• DESCRIPTION OF THE TASK:
In the records below, turn the stretch from the line containing "x-category-label: 3.300 [265, 333, 314, 353]" through the line containing "x-category-label: < 2.900" into a numbered list, leaving out any blank lines. Include only those lines.

• SUPPLIED MATERIAL:
──────────

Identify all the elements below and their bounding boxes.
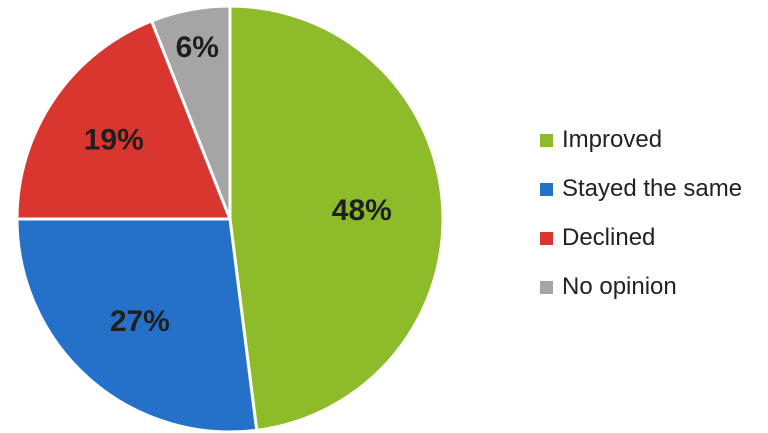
legend-item-declined: Declined (540, 224, 766, 251)
legend-swatch (540, 182, 553, 196)
data-label-stayed-the-same: 27% (110, 305, 170, 338)
legend-swatch (540, 280, 553, 294)
legend-item-improved: Improved (540, 126, 766, 153)
data-label-improved: 48% (332, 194, 392, 227)
legend-swatch (540, 231, 553, 245)
legend-label: Stayed the same (562, 175, 743, 202)
legend-label: No opinion (562, 273, 677, 300)
pie-slice-declined (15, 19, 232, 221)
data-label-no-opinion: 6% (176, 31, 219, 64)
pie-slice-improved (228, 4, 445, 432)
pie-slice-stayed-the-same (15, 217, 259, 433)
legend-item-stayed-the-same: Stayed the same (540, 175, 766, 202)
pie-data-labels: 48% 27% 19% 6% (84, 31, 392, 338)
legend-label: Improved (562, 126, 663, 153)
legend-item-no-opinion: No opinion (540, 273, 766, 300)
legend-swatch (540, 133, 553, 147)
legend-label: Declined (562, 224, 656, 251)
pie-slice-no-opinion (150, 4, 232, 221)
data-label-declined: 19% (84, 123, 144, 156)
pie-slices (15, 4, 445, 433)
legend: Improved Stayed the same Declined No opinio… (540, 126, 766, 324)
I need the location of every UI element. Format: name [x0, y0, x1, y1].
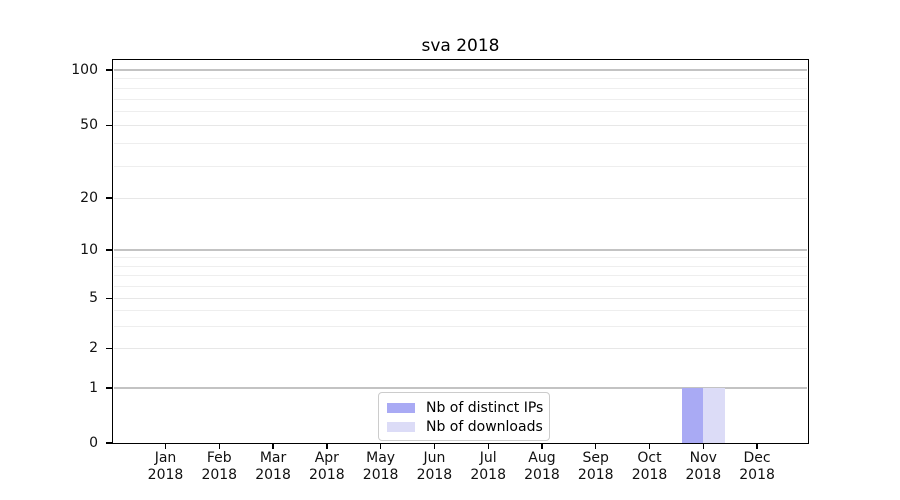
x-label-year: 2018 [739, 467, 775, 483]
legend-swatch-nb-of-distinct-ips [387, 402, 415, 413]
y-gridline-50 [114, 125, 807, 127]
x-tick-mar-2018 [272, 444, 274, 449]
x-tick-label-apr-2018: Apr 2018 [285, 450, 369, 484]
x-label-month: Nov [689, 450, 717, 466]
x-label-month: Dec [743, 450, 771, 466]
x-label-year: 2018 [524, 467, 560, 483]
y-tick-label-50: 50 [80, 117, 98, 134]
y-gridline-minor-80 [114, 87, 807, 89]
y-tick-label-1: 1 [89, 380, 98, 396]
x-label-year: 2018 [631, 467, 668, 483]
x-tick-label-oct-2018: Oct 2018 [608, 450, 692, 484]
x-label-month: Sep [582, 450, 609, 466]
x-tick-nov-2018 [702, 444, 704, 449]
x-label-year: 2018 [362, 467, 399, 483]
x-label-month: May [366, 450, 396, 466]
x-tick-oct-2018 [648, 444, 651, 449]
y-tick-0 [106, 442, 112, 444]
x-tick-label-jan-2018: Jan 2018 [124, 450, 208, 484]
y-gridline-minor-4 [114, 310, 807, 312]
y-gridline-minor-3 [114, 326, 807, 328]
plot-frame [112, 59, 809, 444]
y-tick-5 [106, 297, 112, 299]
legend-row-nb-of-downloads: Nb of downloads [387, 418, 543, 435]
y-tick-label-10: 10 [80, 242, 98, 258]
y-tick-100 [106, 69, 112, 71]
chart-title: sva 2018 [421, 36, 500, 56]
y-gridline-minor-6 [114, 285, 807, 287]
legend-row-nb-of-distinct-ips: Nb of distinct IPs [387, 399, 543, 416]
x-tick-feb-2018 [218, 444, 220, 449]
y-tick-label-5: 5 [89, 290, 98, 307]
x-tick-sep-2018 [595, 444, 597, 449]
x-tick-jun-2018 [433, 444, 436, 449]
x-label-year: 2018 [470, 467, 506, 483]
x-tick-label-nov-2018: Nov 2018 [661, 450, 745, 484]
x-label-year: 2018 [147, 467, 184, 483]
x-label-year: 2018 [309, 467, 345, 483]
bar-nb-of-distinct-ips-nov-2018 [681, 388, 704, 443]
x-tick-may-2018 [380, 444, 382, 449]
y-tick-20 [106, 197, 112, 199]
y-tick-2 [106, 347, 112, 349]
x-label-year: 2018 [255, 467, 291, 483]
y-gridline-5 [114, 298, 807, 300]
x-tick-label-mar-2018: Mar 2018 [231, 450, 315, 484]
y-gridline-major-10 [114, 249, 807, 251]
legend-label-nb-of-distinct-ips: Nb of distinct IPs [426, 399, 544, 416]
x-label-month: Oct [637, 450, 662, 466]
y-gridline-minor-7 [114, 274, 807, 276]
legend-label-nb-of-downloads: Nb of downloads [426, 418, 543, 435]
x-label-year: 2018 [416, 467, 453, 483]
x-tick-dec-2018 [756, 444, 758, 449]
x-tick-apr-2018 [326, 444, 328, 449]
x-label-month: Apr [314, 450, 339, 466]
x-tick-aug-2018 [541, 444, 543, 449]
y-gridline-major-1 [114, 387, 807, 389]
x-tick-label-dec-2018: Dec 2018 [715, 450, 799, 484]
x-tick-label-jun-2018: Jun 2018 [392, 450, 476, 484]
x-label-year: 2018 [577, 467, 614, 483]
y-gridline-minor-70 [114, 98, 807, 100]
y-tick-label-20: 20 [80, 189, 98, 206]
x-label-month: Feb [206, 450, 232, 466]
y-tick-50 [106, 124, 112, 127]
x-label-month: Jan [154, 450, 177, 466]
x-tick-label-jul-2018: Jul 2018 [446, 450, 530, 484]
y-gridline-minor-40 [114, 143, 807, 145]
y-tick-10 [106, 249, 112, 251]
y-tick-label-0: 0 [89, 435, 98, 451]
x-label-year: 2018 [201, 467, 238, 483]
x-label-month: Mar [259, 450, 287, 466]
x-label-month: Jun [423, 450, 446, 466]
x-tick-label-aug-2018: Aug 2018 [500, 450, 584, 484]
x-tick-label-feb-2018: Feb 2018 [177, 450, 261, 484]
x-tick-jan-2018 [164, 444, 167, 449]
x-tick-jul-2018 [487, 444, 489, 449]
legend: Nb of distinct IPs Nb of downloads [378, 392, 551, 441]
y-tick-label-100: 100 [71, 61, 98, 78]
y-gridline-minor-60 [114, 110, 807, 112]
y-gridline-minor-90 [114, 78, 807, 80]
y-gridline-major-100 [114, 69, 807, 71]
bar-nb-of-downloads-nov-2018 [703, 388, 725, 443]
y-tick-1 [106, 387, 112, 389]
y-gridline-minor-8 [114, 265, 807, 267]
y-gridline-2 [114, 348, 807, 350]
x-tick-label-sep-2018: Sep 2018 [554, 450, 638, 484]
x-label-year: 2018 [685, 467, 722, 483]
y-gridline-minor-9 [114, 257, 807, 259]
legend-swatch-nb-of-downloads [387, 421, 415, 432]
y-gridline-minor-30 [114, 165, 807, 167]
y-gridline-20 [114, 197, 807, 199]
x-tick-label-may-2018: May 2018 [339, 450, 423, 484]
x-label-month: Aug [528, 450, 556, 466]
y-tick-label-2: 2 [89, 340, 98, 357]
x-label-month: Jul [479, 450, 497, 466]
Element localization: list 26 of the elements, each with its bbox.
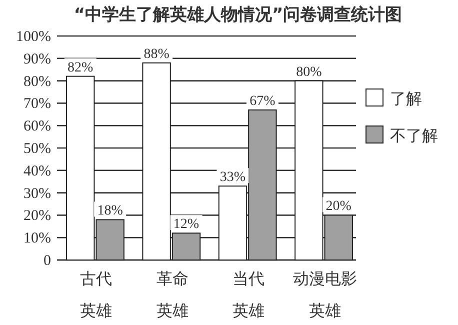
- data-label: 12%: [173, 217, 200, 232]
- y-tick-label: 100%: [16, 29, 51, 45]
- x-tick-label: 古代英雄: [80, 269, 112, 320]
- legend-label: 不了解: [390, 126, 438, 145]
- x-tick-label: 动漫电影英雄: [292, 269, 357, 320]
- y-tick-label: 70%: [24, 96, 51, 112]
- y-tick-label: 60%: [24, 118, 51, 135]
- chart-title: “中学生了解英雄人物情况”问卷调查统计图: [74, 5, 402, 25]
- y-tick-label: 40%: [24, 163, 51, 180]
- data-label: 33%: [220, 170, 246, 186]
- data-label: 18%: [97, 204, 124, 219]
- x-tick-label: 当代英雄: [232, 269, 265, 320]
- y-tick-label: 90%: [24, 51, 51, 68]
- data-label: 20%: [326, 199, 352, 214]
- data-label: 88%: [144, 46, 170, 62]
- y-tick-label: 50%: [24, 141, 51, 157]
- y-tick-label: 0: [44, 253, 51, 269]
- y-tick-label: 20%: [24, 208, 51, 224]
- y-tick-label: 10%: [24, 230, 51, 247]
- legend-label: 了解: [390, 89, 422, 108]
- data-label: 82%: [68, 60, 94, 76]
- y-tick-label: 80%: [24, 74, 51, 90]
- data-label: 67%: [250, 94, 276, 109]
- x-tick-label: 革命英雄: [156, 269, 188, 320]
- data-label: 80%: [296, 64, 322, 80]
- y-tick-label: 30%: [24, 186, 51, 202]
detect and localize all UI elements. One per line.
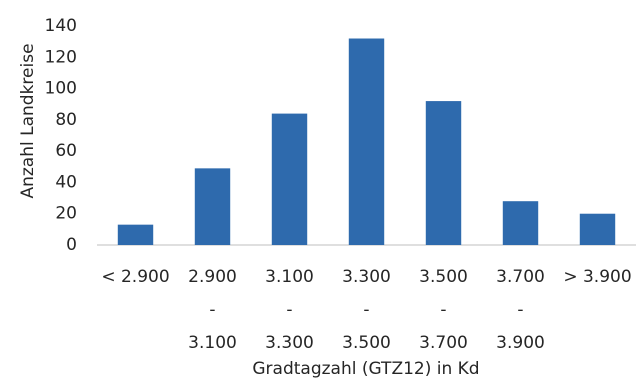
x-category-label: 3.300 [265, 333, 314, 353]
x-category-label: > 3.900 [563, 267, 631, 287]
x-category-label: - [440, 300, 446, 320]
y-axis-ticks: 0 20 40 60 80 100 120 140 [45, 16, 77, 255]
y-tick-label: 80 [55, 110, 77, 130]
y-tick-label: 40 [55, 172, 77, 192]
x-category-label: 3.500 [342, 333, 391, 353]
x-axis-title: Gradtagzahl (GTZ12) in Kd [252, 359, 479, 379]
x-category-label: 3.300 [342, 267, 391, 287]
x-category-label: 3.700 [496, 267, 545, 287]
y-tick-label: 100 [45, 79, 77, 99]
y-tick-label: 60 [55, 141, 77, 161]
bar [117, 224, 154, 245]
x-axis-categories: < 2.900 2.900 - 3.100 3.100 - 3.300 3.300 - 3.500… [101, 267, 631, 353]
x-category-label: - [286, 300, 292, 320]
x-category-label: 3.100 [265, 267, 314, 287]
y-tick-label: 120 [45, 47, 77, 67]
bars [117, 38, 616, 246]
y-tick-label: 140 [45, 16, 77, 36]
x-category-label: 2.900 [188, 267, 237, 287]
x-category-label: 3.700 [419, 333, 468, 353]
bar [502, 201, 539, 245]
bar [194, 168, 231, 245]
x-category-label: < 2.900 [101, 267, 169, 287]
x-category-label: 3.100 [188, 333, 237, 353]
y-axis-title: Anzahl Landkreise [18, 43, 38, 198]
x-category-label: - [517, 300, 523, 320]
bar [348, 38, 385, 246]
y-tick-label: 0 [66, 235, 77, 255]
y-tick-label: 20 [55, 204, 77, 224]
x-category-label: 3.900 [496, 333, 545, 353]
bar [579, 213, 616, 245]
bar [425, 101, 462, 245]
x-category-label: - [363, 300, 369, 320]
bar [271, 113, 308, 245]
x-category-label: 3.500 [419, 267, 468, 287]
x-category-label: - [209, 300, 215, 320]
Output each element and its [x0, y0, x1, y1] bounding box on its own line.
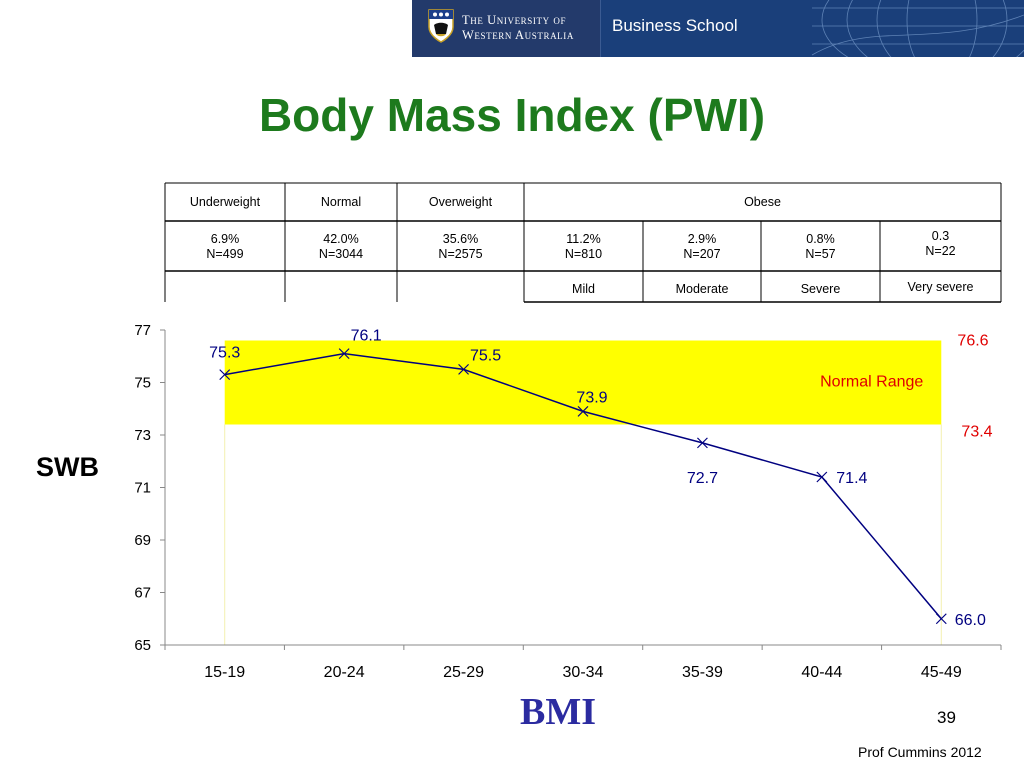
data-point-marker [338, 348, 350, 360]
data-label: 73.9 [576, 389, 607, 406]
y-tick-label: 73 [134, 427, 151, 444]
y-tick-label: 75 [134, 375, 151, 392]
globe-decoration [811, 0, 1024, 57]
data-label: 71.4 [836, 470, 867, 487]
x-tick-label: 25-29 [443, 664, 484, 681]
data-point-marker [458, 363, 469, 375]
normal-range-band [224, 340, 942, 425]
y-tick-label: 69 [134, 532, 151, 549]
normal-range-label: Normal Range [820, 374, 923, 391]
table-cell-pct: 0.8% N=57 [805, 232, 836, 261]
data-label: 75.3 [209, 345, 240, 362]
x-tick-label: 15-19 [204, 664, 245, 681]
table-cell-pct: 2.9% N=207 [683, 232, 721, 261]
table-cell-obese-very-severe: Very severe [907, 280, 974, 294]
data-label: 72.7 [687, 470, 718, 487]
x-tick-label: 40-44 [801, 664, 842, 681]
normal-range-high-label: 76.6 [957, 333, 988, 350]
crest-icon [428, 9, 454, 43]
table-header-underweight: Underweight [189, 195, 261, 209]
table-header-normal: Normal [320, 195, 362, 209]
university-name: The University of Western Australia [462, 13, 574, 42]
y-tick-label: 65 [134, 637, 151, 654]
data-point-marker [935, 613, 947, 625]
data-labels: 75.3 76.1 75.5 73.9 72.7 71.4 66.0 [209, 328, 986, 629]
x-tick-label: 20-24 [324, 664, 365, 681]
data-point-marker [697, 437, 708, 449]
table-cell-pct: 11.2% N=810 [564, 232, 603, 261]
table-cell-obese-moderate: Moderate [675, 282, 729, 296]
data-label: 75.5 [470, 347, 501, 364]
y-tick-label: 67 [134, 585, 151, 602]
school-name: Business School [612, 16, 738, 35]
data-point-marker [219, 369, 231, 381]
data-label: 76.1 [351, 328, 382, 345]
slide-title: Body Mass Index (PWI) [258, 89, 766, 141]
y-tick-label: 77 [134, 322, 151, 339]
table-cell-obese-severe: Severe [800, 282, 841, 296]
table-header-obese: Obese [744, 195, 781, 209]
author-credit: Prof Cummins 2012 [858, 744, 982, 760]
series-markers [219, 348, 947, 625]
university-logo: The University of Western Australia [412, 0, 601, 57]
data-point-marker [816, 471, 828, 483]
x-tick-label: 35-39 [682, 664, 723, 681]
x-axis-title: BMI [520, 691, 596, 733]
x-tick-label: 45-49 [921, 664, 962, 681]
data-point-marker [577, 405, 589, 417]
y-axis-ticks: 65 67 69 71 73 75 77 [134, 322, 165, 654]
table-header-overweight: Overweight [428, 195, 493, 209]
table-cell-pct: 35.6% N=2575 [438, 232, 483, 261]
table-cell-pct: 42.0% N=3044 [318, 232, 364, 261]
x-tick-label: 30-34 [563, 664, 604, 681]
page-number: 39 [937, 708, 956, 727]
table-cell-pct: 6.9% N=499 [206, 232, 244, 261]
table-cell-pct: 0.3 N=22 [925, 229, 956, 258]
header-banner: The University of Western Australia Busi… [412, 0, 1024, 57]
table-cell-obese-mild: Mild [572, 282, 595, 296]
y-axis-title: SWB [36, 452, 99, 482]
data-label: 66.0 [955, 612, 986, 629]
x-axis-ticks: 15-19 20-24 25-29 30-34 35-39 40-44 45-49 [164, 645, 1002, 681]
y-tick-label: 71 [134, 480, 151, 497]
normal-range-low-label: 73.4 [961, 424, 992, 441]
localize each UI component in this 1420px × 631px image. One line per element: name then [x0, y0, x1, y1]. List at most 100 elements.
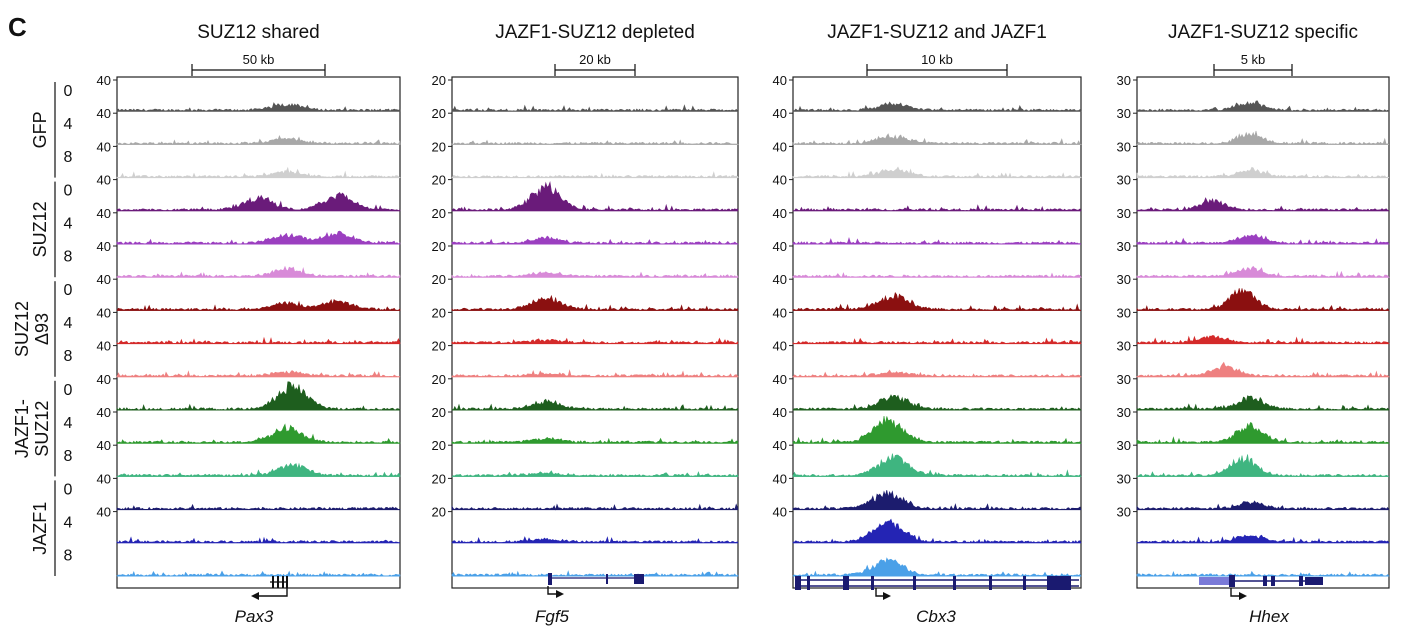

──────────

• FULL SOLUTION:
1. x-category-label: 3.300 [265, 333, 314, 353]
2. x-category-label: > 3.900 [563, 267, 631, 287]
3. x-category-label: - [440, 300, 446, 320]
4. y-axis-ticks: 0 20 40 60 80 100 120 140 [45, 16, 77, 255]
5. y-tick-label: 80 [55, 110, 77, 130]
6. y-tick-label: 40 [55, 172, 77, 192]
7. x-category-label: 3.500 [342, 333, 391, 353]
8. x-axis-title: Gradtagzahl (GTZ12) in Kd [252, 359, 479, 379]
9. x-category-label: 3.300 [342, 267, 391, 287]
10. x-category-label: 3.700 [496, 267, 545, 287]
11. y-tick-label: 100 [45, 79, 77, 99]
12. y-tick-label: 60 [55, 141, 77, 161]
13. bar [117, 224, 154, 245]
14. x-axis-categories: < 2.900 2.900 - 3.100 3.100 - 3.300 3.300 - 3.500… [101, 267, 631, 353]
15. x-category-label: - [286, 300, 292, 320]
16. x-category-label: 3.100 [265, 267, 314, 287]
17. y-tick-label: 120 [45, 47, 77, 67]
18. bars [117, 38, 616, 246]
19. y-tick-label: 140 [45, 16, 77, 36]
20. x-category-label: 2.900 [188, 267, 237, 287]
21. x-category-label: 3.700 [419, 333, 468, 353]
22. bar [502, 201, 539, 245]
23. bar [194, 168, 231, 245]
24. x-category-label: < 2.900 [101, 267, 169, 287]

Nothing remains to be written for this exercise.